#### Job
How many of the lines that follow contain the word "federal"? Give only the number.

#### Data extract
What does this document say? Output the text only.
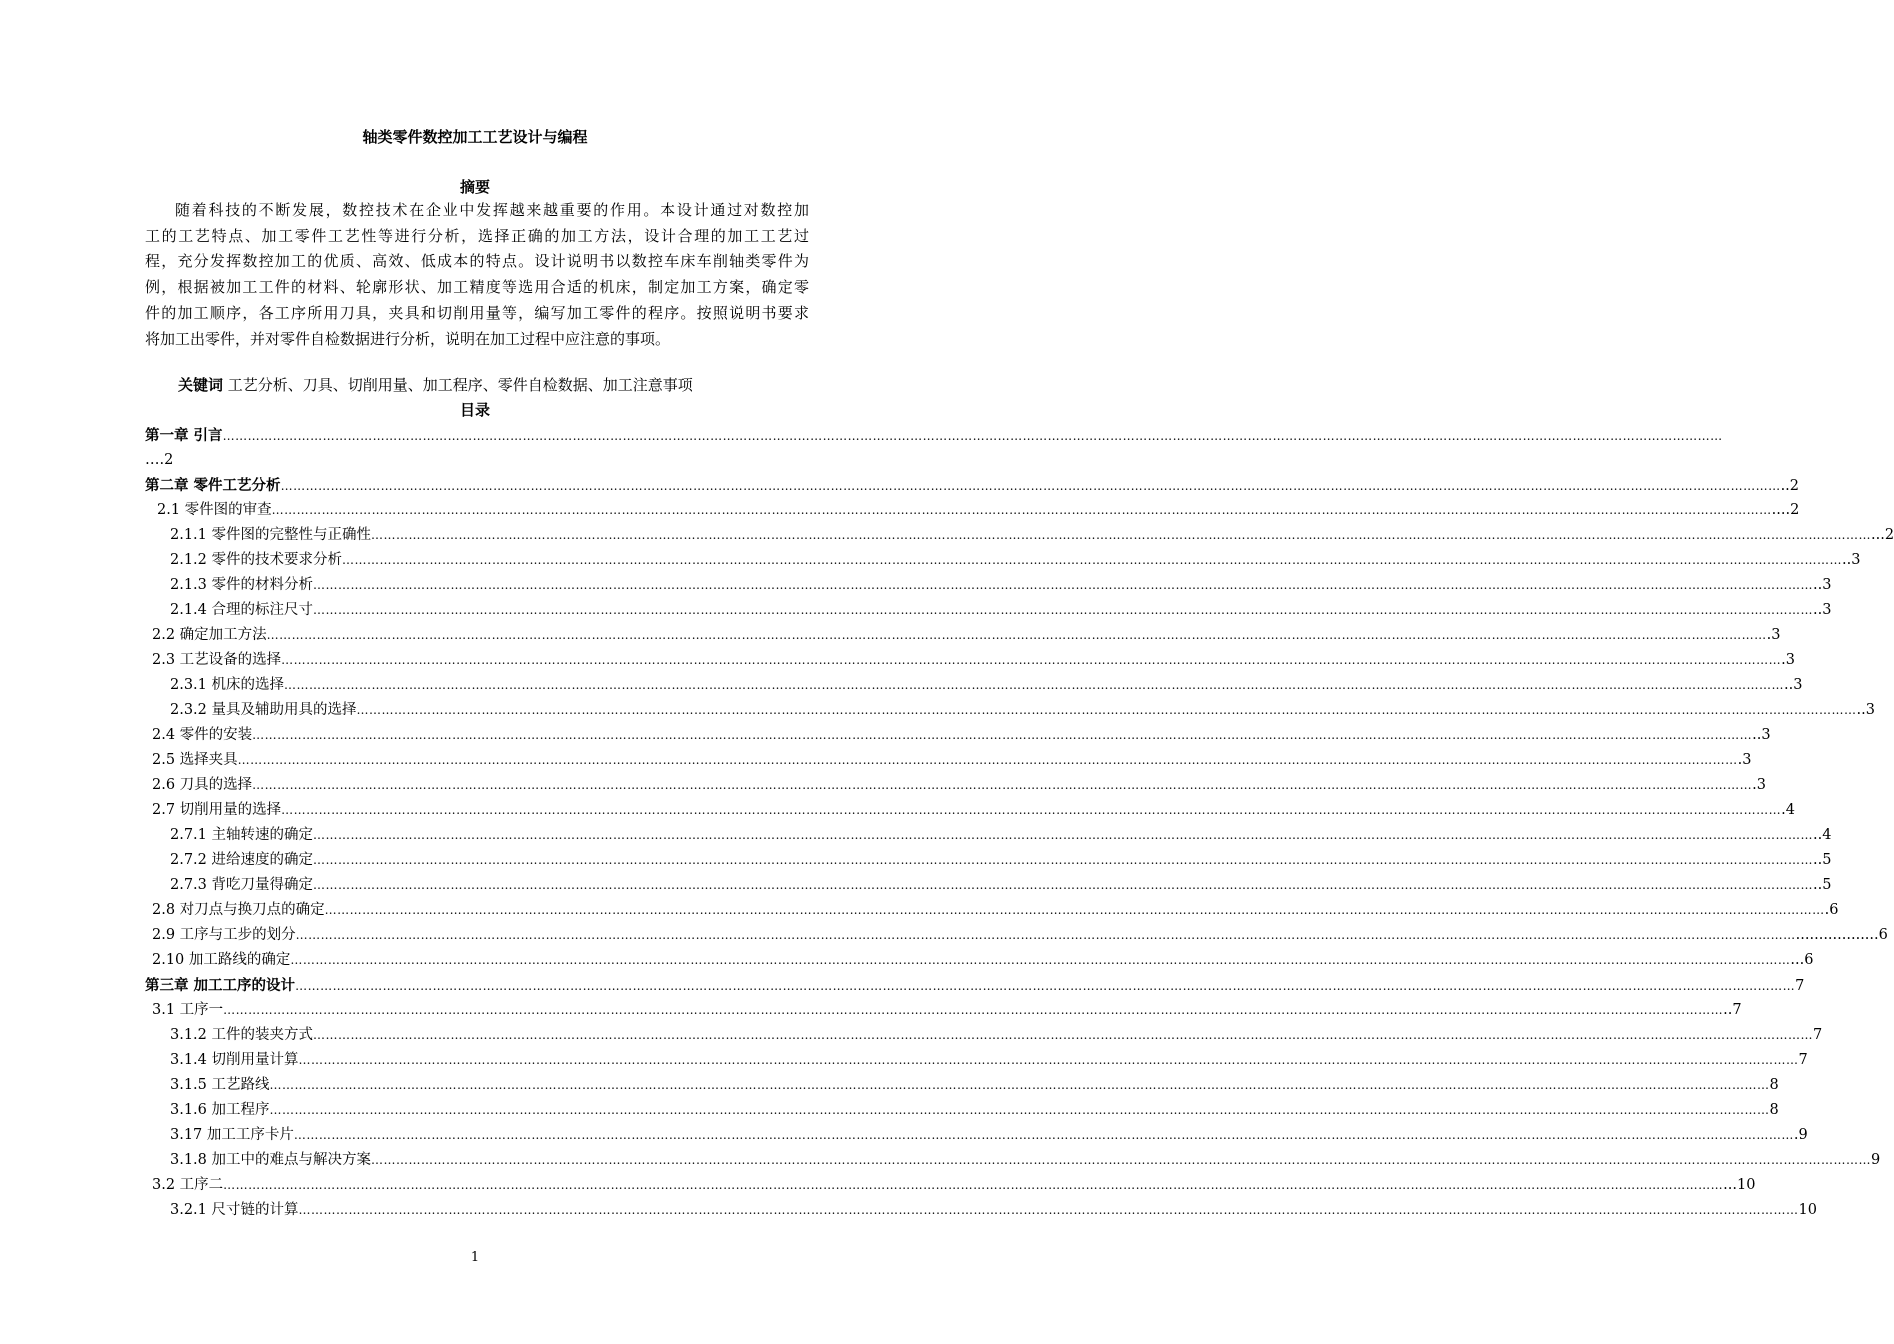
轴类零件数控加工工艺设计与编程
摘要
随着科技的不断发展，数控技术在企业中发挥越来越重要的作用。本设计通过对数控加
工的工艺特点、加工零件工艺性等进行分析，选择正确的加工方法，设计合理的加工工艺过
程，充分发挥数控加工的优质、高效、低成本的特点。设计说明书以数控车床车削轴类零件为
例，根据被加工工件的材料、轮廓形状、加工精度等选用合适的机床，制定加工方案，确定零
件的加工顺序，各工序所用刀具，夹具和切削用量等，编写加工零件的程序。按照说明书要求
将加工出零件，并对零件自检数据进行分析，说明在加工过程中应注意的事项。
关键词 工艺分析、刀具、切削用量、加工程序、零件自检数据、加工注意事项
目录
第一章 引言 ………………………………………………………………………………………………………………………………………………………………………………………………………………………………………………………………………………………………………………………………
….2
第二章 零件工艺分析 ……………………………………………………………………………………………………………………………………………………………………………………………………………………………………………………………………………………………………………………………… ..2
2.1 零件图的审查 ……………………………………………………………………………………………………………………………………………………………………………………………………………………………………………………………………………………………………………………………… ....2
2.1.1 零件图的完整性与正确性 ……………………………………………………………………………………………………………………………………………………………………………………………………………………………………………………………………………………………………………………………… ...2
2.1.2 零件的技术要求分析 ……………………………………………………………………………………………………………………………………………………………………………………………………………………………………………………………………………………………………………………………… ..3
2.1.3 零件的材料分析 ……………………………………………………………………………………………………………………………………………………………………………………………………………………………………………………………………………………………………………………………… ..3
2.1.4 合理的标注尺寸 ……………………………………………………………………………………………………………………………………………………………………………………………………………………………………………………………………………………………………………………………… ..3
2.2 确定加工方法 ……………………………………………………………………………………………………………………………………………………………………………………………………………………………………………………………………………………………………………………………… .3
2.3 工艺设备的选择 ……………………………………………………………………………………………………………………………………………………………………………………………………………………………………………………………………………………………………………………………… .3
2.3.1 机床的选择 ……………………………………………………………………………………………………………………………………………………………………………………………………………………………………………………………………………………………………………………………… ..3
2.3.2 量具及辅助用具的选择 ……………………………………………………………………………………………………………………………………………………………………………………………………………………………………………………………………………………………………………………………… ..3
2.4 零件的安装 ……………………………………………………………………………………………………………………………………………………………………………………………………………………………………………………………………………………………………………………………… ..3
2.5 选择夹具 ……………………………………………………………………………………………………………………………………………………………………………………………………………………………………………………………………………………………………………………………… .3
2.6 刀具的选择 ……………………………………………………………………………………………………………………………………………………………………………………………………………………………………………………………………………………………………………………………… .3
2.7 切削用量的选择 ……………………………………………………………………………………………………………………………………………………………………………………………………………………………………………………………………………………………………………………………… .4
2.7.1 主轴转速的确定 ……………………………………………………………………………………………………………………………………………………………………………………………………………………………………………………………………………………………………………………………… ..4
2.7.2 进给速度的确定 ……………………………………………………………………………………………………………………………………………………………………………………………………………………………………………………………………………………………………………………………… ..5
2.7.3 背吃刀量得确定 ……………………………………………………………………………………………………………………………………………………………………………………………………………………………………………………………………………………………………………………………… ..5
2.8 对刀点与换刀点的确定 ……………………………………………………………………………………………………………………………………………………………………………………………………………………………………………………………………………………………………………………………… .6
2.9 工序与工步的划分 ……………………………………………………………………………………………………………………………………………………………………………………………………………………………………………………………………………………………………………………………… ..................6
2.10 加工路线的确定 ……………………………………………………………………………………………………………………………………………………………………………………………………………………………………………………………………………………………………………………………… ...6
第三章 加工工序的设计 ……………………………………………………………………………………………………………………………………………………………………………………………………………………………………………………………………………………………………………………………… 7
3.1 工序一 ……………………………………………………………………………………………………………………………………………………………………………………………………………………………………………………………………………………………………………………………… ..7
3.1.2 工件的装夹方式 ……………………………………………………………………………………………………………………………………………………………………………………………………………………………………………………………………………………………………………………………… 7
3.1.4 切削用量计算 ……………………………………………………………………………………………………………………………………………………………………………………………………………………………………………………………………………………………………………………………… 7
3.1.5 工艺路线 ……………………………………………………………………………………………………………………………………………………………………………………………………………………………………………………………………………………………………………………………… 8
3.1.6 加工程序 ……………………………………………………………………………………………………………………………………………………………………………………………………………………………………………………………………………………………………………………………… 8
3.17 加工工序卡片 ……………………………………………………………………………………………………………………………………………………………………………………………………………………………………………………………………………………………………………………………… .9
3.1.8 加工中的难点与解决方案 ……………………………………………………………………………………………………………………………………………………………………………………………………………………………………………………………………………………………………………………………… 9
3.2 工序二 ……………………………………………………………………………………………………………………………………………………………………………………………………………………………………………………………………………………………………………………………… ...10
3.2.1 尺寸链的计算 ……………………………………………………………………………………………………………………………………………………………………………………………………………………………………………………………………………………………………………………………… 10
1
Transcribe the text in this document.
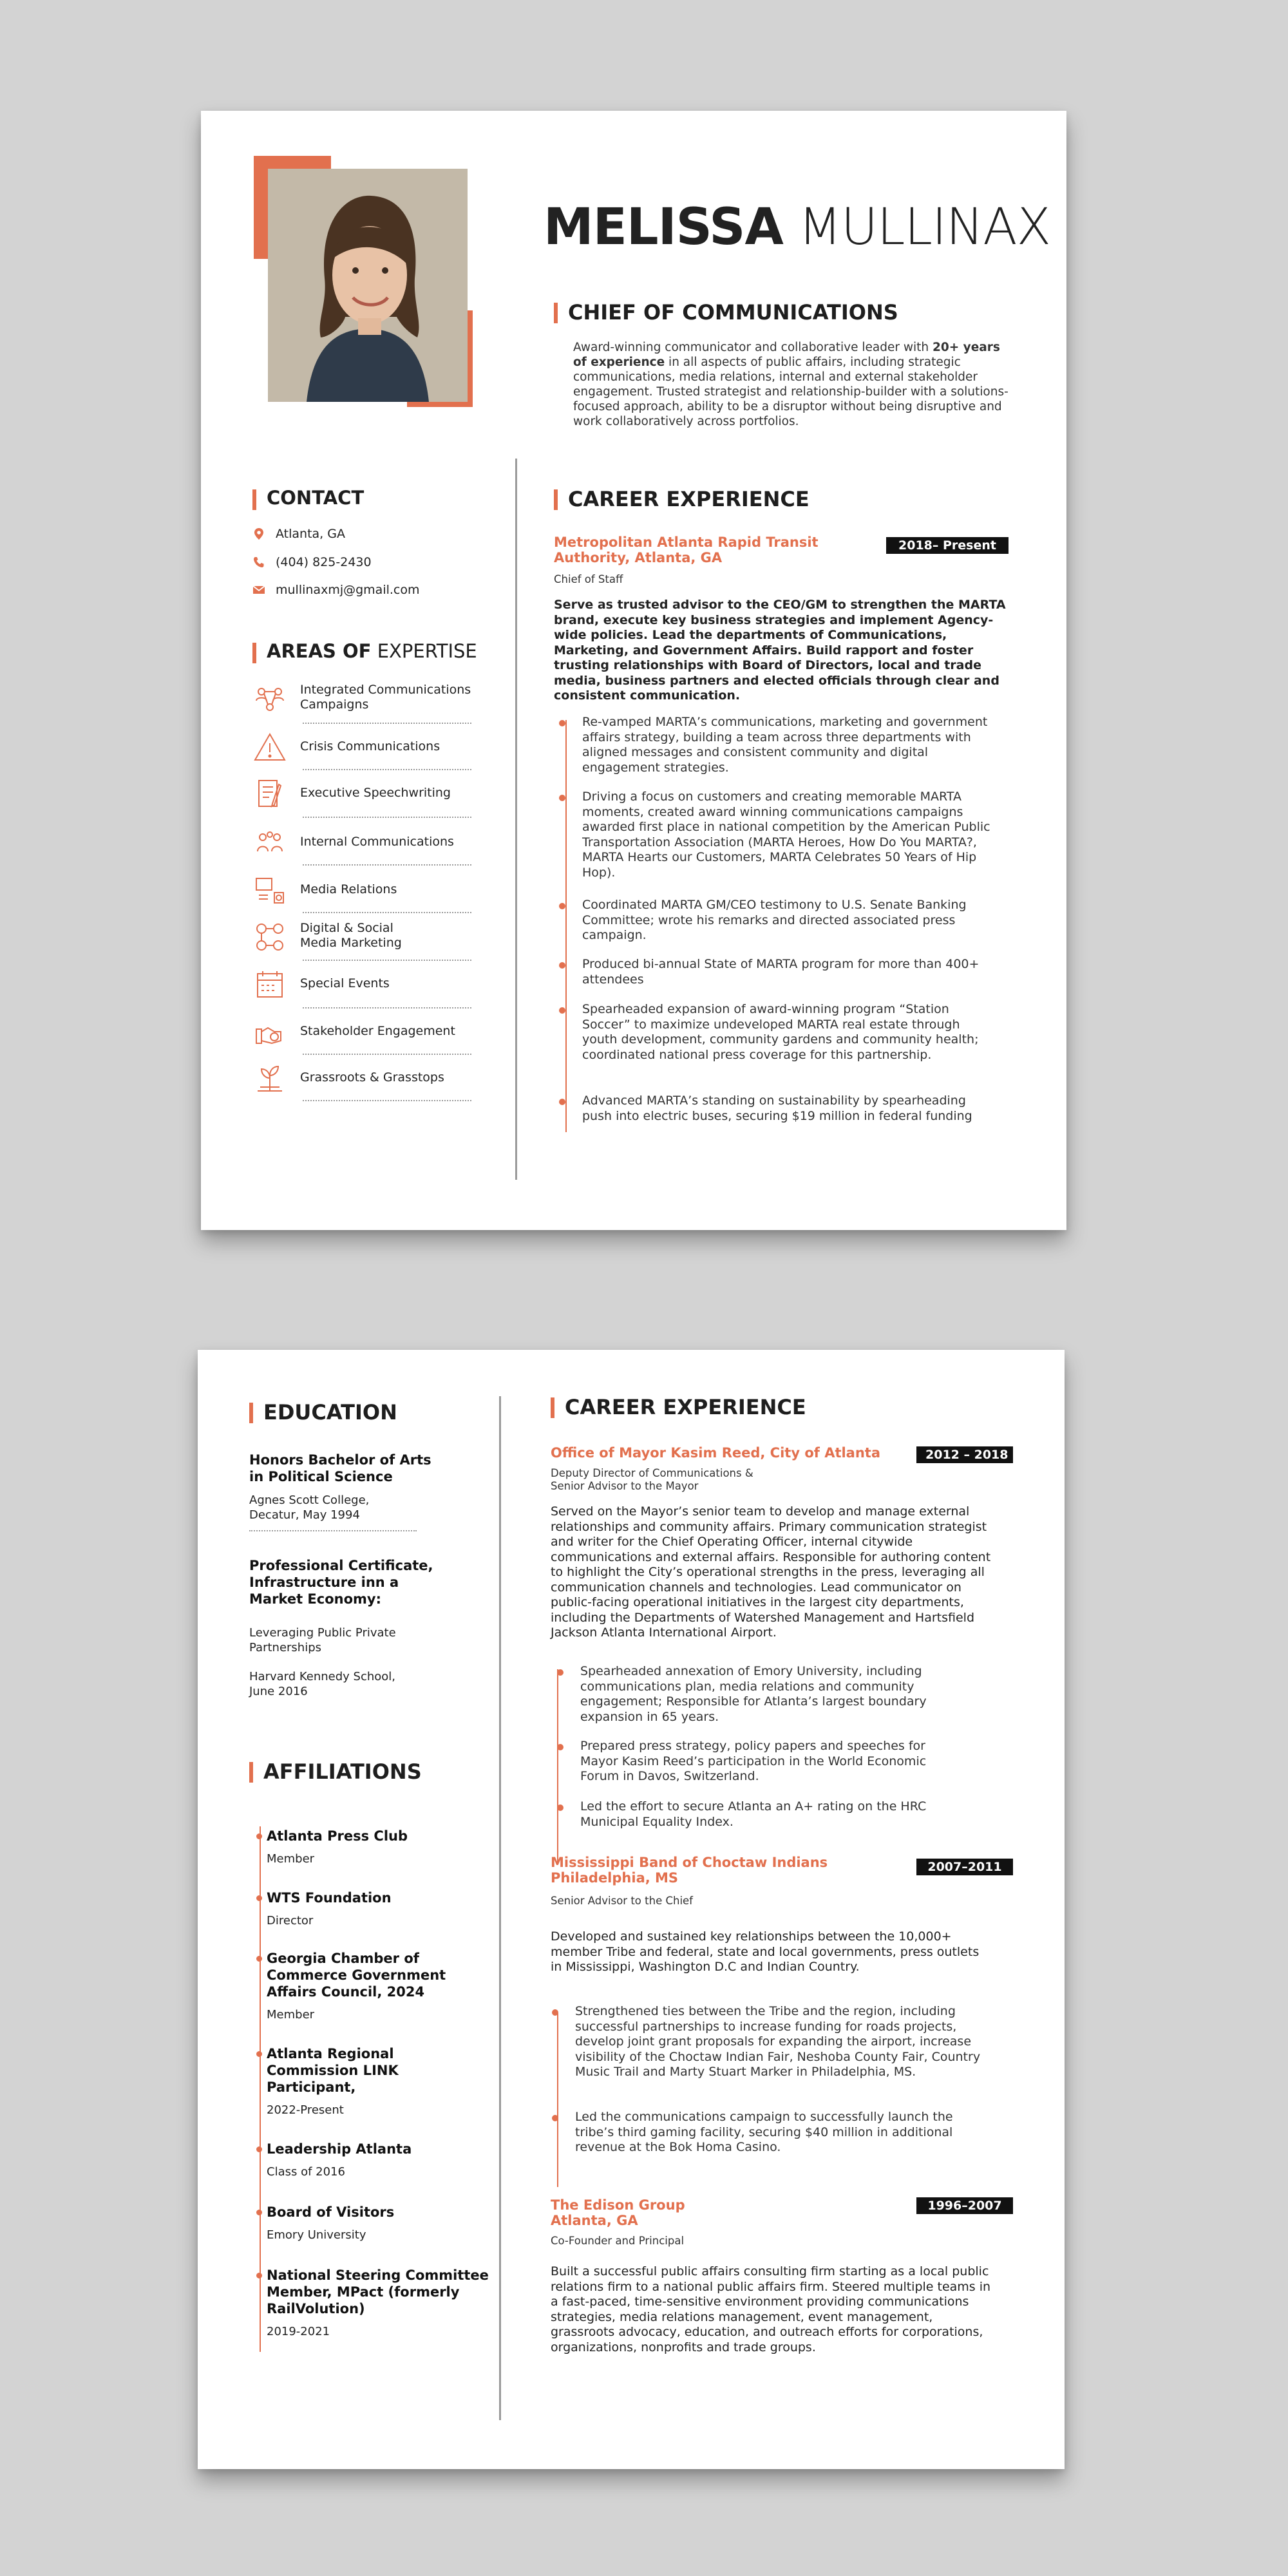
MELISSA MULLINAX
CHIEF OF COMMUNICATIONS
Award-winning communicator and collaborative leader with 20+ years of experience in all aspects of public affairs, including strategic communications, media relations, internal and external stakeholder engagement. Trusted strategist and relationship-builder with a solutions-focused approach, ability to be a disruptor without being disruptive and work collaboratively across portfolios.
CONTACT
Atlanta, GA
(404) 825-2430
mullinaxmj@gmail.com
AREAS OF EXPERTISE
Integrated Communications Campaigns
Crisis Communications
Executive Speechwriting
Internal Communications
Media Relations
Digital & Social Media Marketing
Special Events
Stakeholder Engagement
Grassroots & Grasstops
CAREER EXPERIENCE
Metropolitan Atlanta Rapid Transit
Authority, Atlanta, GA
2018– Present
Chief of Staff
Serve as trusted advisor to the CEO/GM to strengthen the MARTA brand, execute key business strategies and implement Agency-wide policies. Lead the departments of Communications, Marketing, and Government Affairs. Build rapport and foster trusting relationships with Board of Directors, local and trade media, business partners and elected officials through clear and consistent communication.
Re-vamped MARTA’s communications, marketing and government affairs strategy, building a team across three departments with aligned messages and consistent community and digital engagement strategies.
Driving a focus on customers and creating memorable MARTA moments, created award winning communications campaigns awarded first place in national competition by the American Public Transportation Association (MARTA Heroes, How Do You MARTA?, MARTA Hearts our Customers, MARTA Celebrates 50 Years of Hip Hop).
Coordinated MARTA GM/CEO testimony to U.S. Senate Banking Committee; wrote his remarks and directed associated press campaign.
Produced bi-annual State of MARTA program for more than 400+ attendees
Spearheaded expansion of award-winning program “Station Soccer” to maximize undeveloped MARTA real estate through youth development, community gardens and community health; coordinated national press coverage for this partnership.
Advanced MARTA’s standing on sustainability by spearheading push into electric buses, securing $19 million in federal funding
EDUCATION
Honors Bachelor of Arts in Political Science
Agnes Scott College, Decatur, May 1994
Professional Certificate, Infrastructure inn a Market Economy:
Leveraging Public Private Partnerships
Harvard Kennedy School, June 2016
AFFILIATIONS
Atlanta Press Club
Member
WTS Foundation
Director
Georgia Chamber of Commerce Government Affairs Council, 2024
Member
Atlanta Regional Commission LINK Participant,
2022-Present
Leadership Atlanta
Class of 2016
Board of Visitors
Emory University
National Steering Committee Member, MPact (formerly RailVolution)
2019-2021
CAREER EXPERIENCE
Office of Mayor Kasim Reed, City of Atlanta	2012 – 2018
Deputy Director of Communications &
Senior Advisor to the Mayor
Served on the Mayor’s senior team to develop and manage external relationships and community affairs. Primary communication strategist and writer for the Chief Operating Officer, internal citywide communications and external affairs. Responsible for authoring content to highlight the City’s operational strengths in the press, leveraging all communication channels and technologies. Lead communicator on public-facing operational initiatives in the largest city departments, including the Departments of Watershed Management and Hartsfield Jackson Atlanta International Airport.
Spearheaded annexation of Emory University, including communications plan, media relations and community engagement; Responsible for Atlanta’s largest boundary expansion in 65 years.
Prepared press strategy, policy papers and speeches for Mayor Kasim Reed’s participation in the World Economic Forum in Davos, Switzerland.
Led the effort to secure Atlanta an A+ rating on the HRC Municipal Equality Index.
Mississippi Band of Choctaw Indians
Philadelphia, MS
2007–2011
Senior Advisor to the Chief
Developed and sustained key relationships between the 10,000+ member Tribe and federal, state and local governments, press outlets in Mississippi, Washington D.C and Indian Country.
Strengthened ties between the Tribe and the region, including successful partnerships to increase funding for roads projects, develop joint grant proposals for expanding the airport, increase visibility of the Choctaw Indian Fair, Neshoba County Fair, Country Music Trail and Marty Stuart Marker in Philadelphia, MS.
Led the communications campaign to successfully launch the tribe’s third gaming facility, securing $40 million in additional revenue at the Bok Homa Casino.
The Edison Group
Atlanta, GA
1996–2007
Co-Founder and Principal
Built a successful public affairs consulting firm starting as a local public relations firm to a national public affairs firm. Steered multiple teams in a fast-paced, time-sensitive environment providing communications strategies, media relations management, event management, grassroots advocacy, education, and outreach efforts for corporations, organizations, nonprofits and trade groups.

#### Task solution
2